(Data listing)
--------------------------------

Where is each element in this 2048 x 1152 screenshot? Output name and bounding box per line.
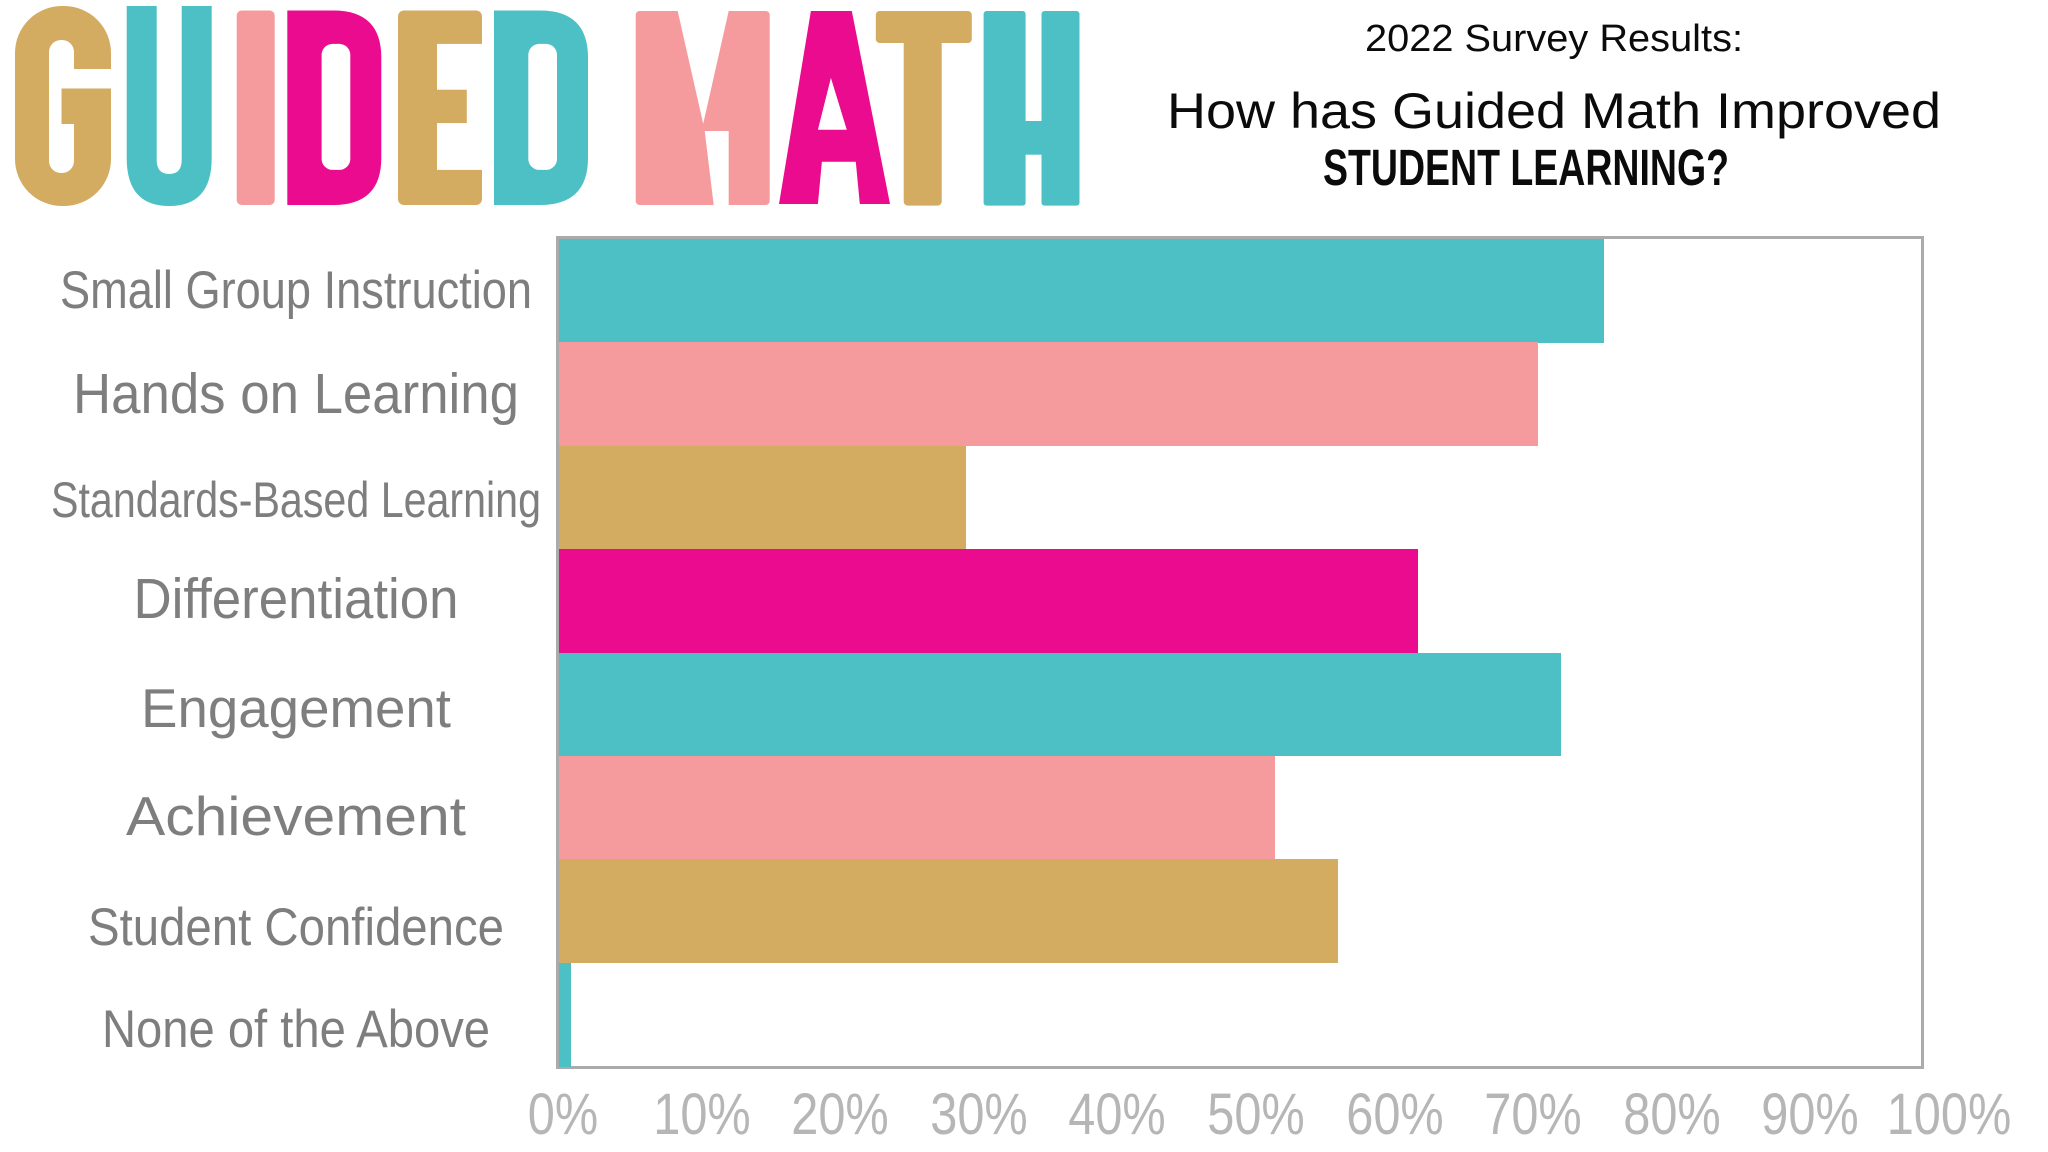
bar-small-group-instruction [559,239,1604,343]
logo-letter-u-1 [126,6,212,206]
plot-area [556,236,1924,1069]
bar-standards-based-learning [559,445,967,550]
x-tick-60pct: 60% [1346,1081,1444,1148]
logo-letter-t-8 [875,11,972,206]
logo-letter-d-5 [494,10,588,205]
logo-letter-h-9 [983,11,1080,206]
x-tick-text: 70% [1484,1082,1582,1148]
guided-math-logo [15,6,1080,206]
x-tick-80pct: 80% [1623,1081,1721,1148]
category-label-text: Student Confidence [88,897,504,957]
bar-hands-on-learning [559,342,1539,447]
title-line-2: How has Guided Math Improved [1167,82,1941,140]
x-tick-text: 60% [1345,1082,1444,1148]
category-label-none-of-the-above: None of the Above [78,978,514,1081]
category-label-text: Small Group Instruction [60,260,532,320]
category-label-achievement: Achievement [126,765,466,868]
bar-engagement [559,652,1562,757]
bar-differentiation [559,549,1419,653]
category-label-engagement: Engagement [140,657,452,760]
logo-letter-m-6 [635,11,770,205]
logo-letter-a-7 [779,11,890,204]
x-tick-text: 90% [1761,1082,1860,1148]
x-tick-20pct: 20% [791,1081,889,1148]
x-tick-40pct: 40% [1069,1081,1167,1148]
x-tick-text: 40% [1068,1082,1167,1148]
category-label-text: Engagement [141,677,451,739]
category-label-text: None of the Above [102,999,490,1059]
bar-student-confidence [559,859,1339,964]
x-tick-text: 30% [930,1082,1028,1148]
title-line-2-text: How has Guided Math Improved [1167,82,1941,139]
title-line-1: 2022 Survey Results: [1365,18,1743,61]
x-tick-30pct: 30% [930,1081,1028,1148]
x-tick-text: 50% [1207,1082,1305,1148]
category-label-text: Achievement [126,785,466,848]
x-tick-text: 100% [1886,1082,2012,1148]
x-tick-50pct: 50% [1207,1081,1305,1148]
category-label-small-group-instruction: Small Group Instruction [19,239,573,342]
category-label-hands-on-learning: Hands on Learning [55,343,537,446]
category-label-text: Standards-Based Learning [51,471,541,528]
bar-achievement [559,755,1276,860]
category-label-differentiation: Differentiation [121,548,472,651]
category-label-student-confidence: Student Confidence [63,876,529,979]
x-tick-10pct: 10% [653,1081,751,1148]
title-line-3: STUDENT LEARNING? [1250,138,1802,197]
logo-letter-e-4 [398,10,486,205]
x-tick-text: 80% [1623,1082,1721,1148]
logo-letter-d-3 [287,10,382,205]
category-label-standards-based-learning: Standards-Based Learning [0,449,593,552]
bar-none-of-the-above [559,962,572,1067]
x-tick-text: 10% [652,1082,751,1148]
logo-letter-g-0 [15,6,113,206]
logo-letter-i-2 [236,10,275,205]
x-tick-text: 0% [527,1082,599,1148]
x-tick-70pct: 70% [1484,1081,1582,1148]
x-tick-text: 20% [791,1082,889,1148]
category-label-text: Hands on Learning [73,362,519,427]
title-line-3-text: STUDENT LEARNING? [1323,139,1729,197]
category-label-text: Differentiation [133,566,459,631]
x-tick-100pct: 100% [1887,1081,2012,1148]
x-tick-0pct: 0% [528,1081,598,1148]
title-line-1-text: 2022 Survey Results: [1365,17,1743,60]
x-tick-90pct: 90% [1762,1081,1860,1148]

--------------------------------

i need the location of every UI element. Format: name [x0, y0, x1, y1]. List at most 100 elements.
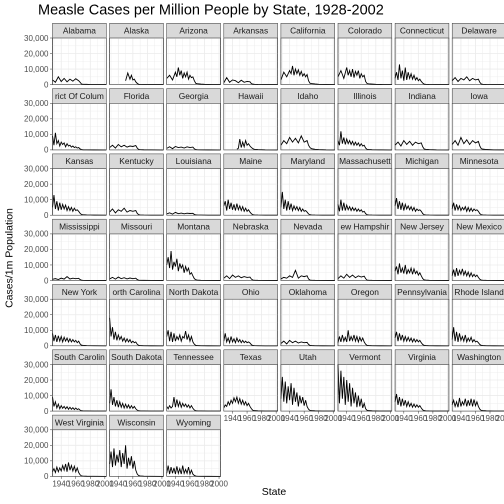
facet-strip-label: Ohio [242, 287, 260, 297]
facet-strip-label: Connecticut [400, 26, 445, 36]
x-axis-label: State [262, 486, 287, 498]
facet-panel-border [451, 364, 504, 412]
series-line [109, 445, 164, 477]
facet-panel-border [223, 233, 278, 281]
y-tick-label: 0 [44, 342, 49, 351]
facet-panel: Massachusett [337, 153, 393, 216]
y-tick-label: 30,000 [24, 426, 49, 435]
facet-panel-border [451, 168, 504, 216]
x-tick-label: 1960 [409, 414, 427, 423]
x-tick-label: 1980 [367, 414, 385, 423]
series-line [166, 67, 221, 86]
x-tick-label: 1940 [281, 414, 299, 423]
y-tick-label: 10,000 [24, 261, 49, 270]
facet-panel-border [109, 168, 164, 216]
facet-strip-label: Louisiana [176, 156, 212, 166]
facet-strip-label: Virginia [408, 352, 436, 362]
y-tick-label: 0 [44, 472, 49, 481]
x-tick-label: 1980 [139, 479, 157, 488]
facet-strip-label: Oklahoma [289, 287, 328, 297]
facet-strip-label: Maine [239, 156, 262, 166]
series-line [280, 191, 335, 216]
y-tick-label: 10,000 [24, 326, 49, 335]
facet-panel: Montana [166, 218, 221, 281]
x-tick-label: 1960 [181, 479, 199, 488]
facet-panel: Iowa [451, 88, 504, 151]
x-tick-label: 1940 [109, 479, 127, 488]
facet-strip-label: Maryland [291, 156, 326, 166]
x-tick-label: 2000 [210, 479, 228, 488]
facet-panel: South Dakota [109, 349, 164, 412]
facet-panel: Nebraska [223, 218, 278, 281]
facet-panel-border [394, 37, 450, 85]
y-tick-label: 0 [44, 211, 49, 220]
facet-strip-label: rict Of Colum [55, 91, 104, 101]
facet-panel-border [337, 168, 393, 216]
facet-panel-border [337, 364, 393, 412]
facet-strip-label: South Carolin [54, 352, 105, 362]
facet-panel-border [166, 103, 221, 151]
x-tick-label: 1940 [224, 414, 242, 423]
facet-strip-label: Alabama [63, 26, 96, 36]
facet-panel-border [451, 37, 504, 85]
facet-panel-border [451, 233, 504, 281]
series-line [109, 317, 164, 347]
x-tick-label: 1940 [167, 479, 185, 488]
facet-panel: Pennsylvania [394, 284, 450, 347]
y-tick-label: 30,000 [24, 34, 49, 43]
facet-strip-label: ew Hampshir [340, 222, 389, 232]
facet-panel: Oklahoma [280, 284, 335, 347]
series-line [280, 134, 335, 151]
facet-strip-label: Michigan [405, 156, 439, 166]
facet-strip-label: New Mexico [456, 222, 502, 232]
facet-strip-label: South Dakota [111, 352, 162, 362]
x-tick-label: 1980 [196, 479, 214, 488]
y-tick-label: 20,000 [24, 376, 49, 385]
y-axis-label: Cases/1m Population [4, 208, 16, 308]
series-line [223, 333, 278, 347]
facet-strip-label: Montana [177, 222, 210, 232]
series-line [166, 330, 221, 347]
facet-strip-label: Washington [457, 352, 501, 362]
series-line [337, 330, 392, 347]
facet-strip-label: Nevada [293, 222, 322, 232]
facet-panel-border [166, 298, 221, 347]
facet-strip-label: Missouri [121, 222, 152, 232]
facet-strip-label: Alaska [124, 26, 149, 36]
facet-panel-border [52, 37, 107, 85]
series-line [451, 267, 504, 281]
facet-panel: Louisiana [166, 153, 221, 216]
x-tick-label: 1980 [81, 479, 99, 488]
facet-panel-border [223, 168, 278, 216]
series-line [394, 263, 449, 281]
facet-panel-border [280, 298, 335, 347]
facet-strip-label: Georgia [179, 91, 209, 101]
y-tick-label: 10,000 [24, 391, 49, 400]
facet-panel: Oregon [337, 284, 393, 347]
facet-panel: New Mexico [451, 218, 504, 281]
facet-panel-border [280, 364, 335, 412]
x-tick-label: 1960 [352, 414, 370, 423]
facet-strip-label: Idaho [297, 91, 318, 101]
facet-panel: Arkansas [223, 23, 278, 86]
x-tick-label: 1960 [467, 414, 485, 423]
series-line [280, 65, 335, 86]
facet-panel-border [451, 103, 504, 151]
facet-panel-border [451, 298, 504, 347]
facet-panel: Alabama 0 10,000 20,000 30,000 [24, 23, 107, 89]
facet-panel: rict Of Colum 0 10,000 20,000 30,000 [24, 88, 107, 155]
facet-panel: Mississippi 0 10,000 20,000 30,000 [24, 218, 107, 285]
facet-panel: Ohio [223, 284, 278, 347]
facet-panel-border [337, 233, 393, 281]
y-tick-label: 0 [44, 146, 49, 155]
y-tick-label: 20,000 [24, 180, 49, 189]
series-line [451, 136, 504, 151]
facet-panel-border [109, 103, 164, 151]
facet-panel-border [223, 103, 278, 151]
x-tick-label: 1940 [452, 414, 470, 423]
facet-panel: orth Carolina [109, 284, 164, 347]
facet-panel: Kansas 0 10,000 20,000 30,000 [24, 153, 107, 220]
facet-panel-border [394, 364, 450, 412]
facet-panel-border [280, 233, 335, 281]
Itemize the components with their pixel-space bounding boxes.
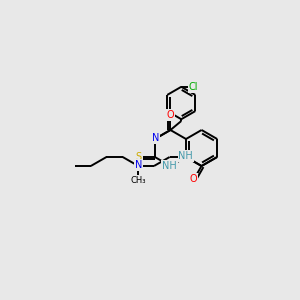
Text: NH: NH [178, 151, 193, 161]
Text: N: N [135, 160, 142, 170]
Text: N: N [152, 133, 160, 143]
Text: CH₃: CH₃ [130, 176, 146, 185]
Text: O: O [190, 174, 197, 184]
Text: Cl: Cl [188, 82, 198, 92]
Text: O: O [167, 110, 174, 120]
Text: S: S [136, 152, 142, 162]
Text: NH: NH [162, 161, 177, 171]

--------------------------------

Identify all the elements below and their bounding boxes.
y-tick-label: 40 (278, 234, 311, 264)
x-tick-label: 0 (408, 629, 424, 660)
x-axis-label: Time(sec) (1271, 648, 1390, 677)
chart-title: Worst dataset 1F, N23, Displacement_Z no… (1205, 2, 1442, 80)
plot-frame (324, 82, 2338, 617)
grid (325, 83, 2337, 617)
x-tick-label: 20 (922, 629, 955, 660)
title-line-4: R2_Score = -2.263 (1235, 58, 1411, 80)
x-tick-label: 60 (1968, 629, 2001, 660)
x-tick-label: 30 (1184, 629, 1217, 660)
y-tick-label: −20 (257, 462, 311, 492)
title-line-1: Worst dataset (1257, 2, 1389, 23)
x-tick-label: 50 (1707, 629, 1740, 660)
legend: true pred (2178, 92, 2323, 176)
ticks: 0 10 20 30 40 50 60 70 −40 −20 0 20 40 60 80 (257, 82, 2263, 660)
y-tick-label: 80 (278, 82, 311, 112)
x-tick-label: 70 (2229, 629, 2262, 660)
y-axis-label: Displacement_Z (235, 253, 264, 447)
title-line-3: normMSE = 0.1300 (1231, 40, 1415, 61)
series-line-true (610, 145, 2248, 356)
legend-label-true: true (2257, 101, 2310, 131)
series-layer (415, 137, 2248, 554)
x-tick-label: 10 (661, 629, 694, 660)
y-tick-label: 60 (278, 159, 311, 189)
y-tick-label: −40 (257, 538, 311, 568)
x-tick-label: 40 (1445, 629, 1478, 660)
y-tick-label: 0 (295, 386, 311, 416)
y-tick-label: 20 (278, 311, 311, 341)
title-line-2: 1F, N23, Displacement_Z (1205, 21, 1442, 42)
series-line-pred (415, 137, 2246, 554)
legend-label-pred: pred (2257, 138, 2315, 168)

--------------------------------

REQUIRED WORK ▸ Reproduce the lines of the listing above exactly, starting with the line containing "Text: NH: NH [178, 151, 193, 161]" and continuing through the line containing "Text: NH: NH [162, 161, 177, 171]".

TASK RESPONSE ▸
Text: NH: NH [178, 151, 193, 161]
Text: N: N [135, 160, 142, 170]
Text: N: N [152, 133, 160, 143]
Text: CH₃: CH₃ [130, 176, 146, 185]
Text: O: O [190, 174, 197, 184]
Text: Cl: Cl [188, 82, 198, 92]
Text: O: O [167, 110, 174, 120]
Text: S: S [136, 152, 142, 162]
Text: NH: NH [162, 161, 177, 171]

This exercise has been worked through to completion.